**Objective**:
Check each line of the listing below for the string "this", and give only how many lines hold it.
--*--
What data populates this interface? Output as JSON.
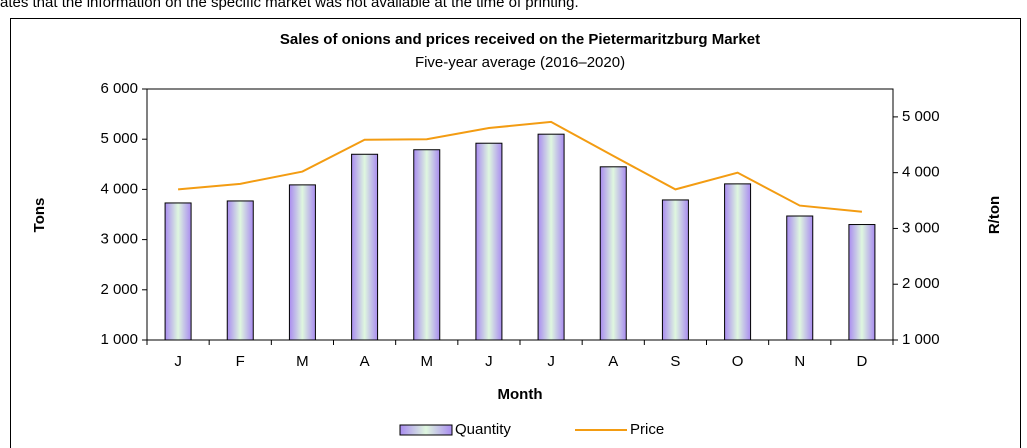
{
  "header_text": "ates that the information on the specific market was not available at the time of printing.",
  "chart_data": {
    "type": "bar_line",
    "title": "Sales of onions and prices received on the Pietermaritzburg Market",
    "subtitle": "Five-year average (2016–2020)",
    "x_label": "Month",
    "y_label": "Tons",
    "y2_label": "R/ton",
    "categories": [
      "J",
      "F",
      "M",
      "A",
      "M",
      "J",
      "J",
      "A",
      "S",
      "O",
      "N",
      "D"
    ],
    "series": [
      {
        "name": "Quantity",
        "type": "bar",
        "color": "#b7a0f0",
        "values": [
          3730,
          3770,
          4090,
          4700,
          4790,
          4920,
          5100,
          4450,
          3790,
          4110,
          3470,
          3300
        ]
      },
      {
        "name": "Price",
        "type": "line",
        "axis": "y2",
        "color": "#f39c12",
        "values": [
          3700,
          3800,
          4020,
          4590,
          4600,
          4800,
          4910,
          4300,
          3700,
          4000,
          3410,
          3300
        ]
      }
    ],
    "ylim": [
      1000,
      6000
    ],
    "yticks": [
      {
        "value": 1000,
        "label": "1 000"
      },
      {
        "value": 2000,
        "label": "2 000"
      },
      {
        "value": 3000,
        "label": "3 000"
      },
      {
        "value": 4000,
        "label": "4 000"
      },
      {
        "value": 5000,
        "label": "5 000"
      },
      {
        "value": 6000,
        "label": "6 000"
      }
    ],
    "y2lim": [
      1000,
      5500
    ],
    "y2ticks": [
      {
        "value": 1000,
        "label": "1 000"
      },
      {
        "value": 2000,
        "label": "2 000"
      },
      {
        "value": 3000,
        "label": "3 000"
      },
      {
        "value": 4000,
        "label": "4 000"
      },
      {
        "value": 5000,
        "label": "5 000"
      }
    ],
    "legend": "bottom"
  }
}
--*--
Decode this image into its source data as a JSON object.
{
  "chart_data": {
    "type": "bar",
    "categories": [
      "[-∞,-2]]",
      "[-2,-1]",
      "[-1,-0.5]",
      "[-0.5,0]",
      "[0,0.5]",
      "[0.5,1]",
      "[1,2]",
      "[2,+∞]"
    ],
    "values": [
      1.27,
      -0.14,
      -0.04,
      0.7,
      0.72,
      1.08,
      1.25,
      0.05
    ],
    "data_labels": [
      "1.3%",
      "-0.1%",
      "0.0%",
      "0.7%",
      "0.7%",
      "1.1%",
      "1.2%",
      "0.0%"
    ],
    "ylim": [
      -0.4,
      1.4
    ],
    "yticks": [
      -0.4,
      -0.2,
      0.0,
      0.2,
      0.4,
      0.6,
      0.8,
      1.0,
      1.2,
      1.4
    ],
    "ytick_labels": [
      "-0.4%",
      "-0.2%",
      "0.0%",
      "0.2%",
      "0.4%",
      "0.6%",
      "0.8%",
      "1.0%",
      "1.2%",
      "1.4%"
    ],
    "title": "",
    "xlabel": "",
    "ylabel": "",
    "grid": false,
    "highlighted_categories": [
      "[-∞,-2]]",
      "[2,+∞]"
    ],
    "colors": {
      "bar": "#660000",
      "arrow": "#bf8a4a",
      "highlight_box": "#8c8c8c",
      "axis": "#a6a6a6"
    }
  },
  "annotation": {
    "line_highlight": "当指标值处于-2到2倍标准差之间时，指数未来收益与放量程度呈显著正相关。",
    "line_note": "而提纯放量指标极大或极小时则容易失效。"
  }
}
--*--
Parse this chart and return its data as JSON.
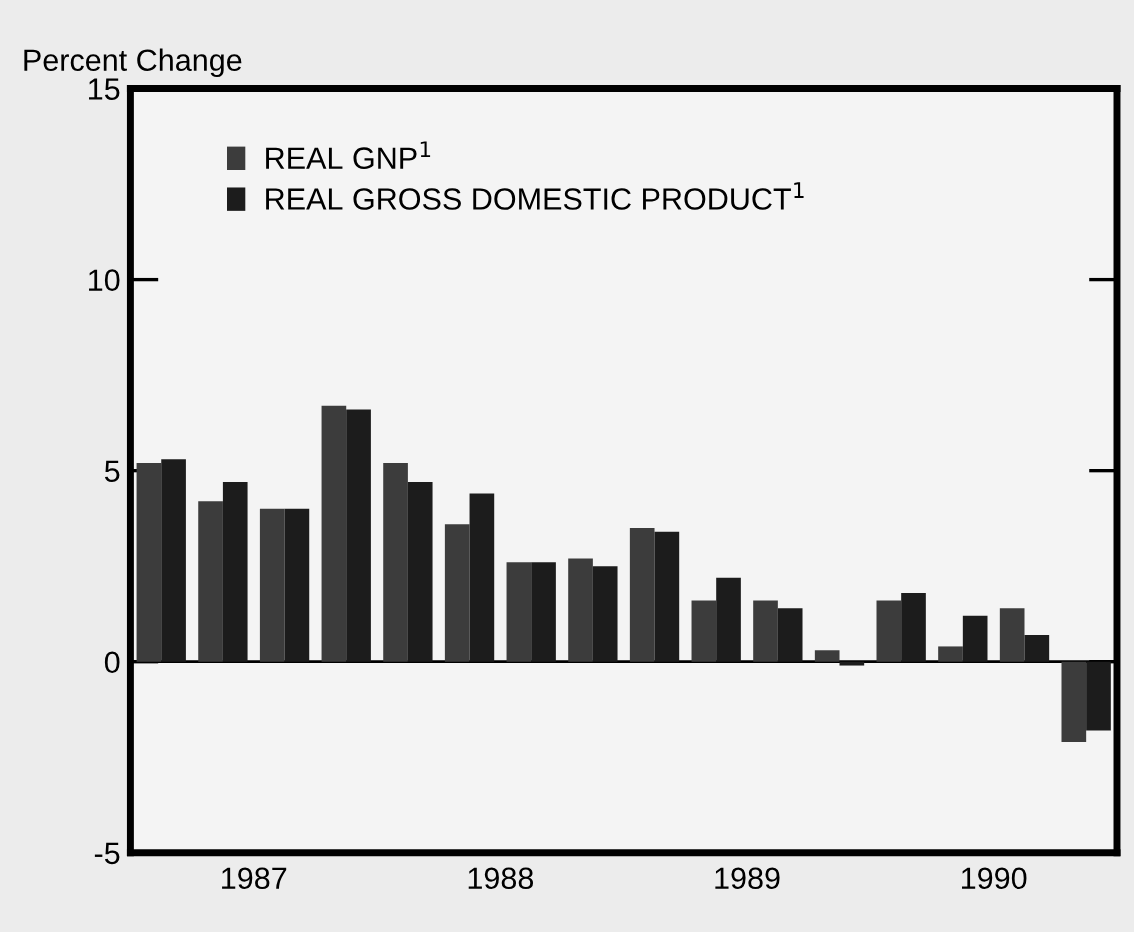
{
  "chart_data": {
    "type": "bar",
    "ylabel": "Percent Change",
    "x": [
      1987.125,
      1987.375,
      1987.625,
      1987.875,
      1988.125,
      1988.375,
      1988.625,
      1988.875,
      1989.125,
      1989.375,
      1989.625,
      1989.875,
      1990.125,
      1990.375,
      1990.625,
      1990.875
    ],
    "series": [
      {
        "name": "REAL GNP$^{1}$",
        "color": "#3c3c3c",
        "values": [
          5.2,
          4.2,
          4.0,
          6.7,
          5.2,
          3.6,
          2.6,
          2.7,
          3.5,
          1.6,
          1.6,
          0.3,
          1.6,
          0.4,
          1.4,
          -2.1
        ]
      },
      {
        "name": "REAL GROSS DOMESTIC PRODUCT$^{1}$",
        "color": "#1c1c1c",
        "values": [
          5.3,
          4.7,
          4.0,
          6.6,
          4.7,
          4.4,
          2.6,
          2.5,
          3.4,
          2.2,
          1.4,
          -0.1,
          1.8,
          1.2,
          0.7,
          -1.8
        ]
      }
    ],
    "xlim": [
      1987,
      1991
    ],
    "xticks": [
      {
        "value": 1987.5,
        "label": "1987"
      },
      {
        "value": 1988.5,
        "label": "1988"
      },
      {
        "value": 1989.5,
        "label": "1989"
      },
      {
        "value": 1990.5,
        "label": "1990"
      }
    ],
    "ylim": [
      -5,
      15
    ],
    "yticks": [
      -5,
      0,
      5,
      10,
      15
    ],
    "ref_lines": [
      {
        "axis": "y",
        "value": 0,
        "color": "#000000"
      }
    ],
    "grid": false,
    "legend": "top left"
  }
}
--*--
**Completed exercise**:
3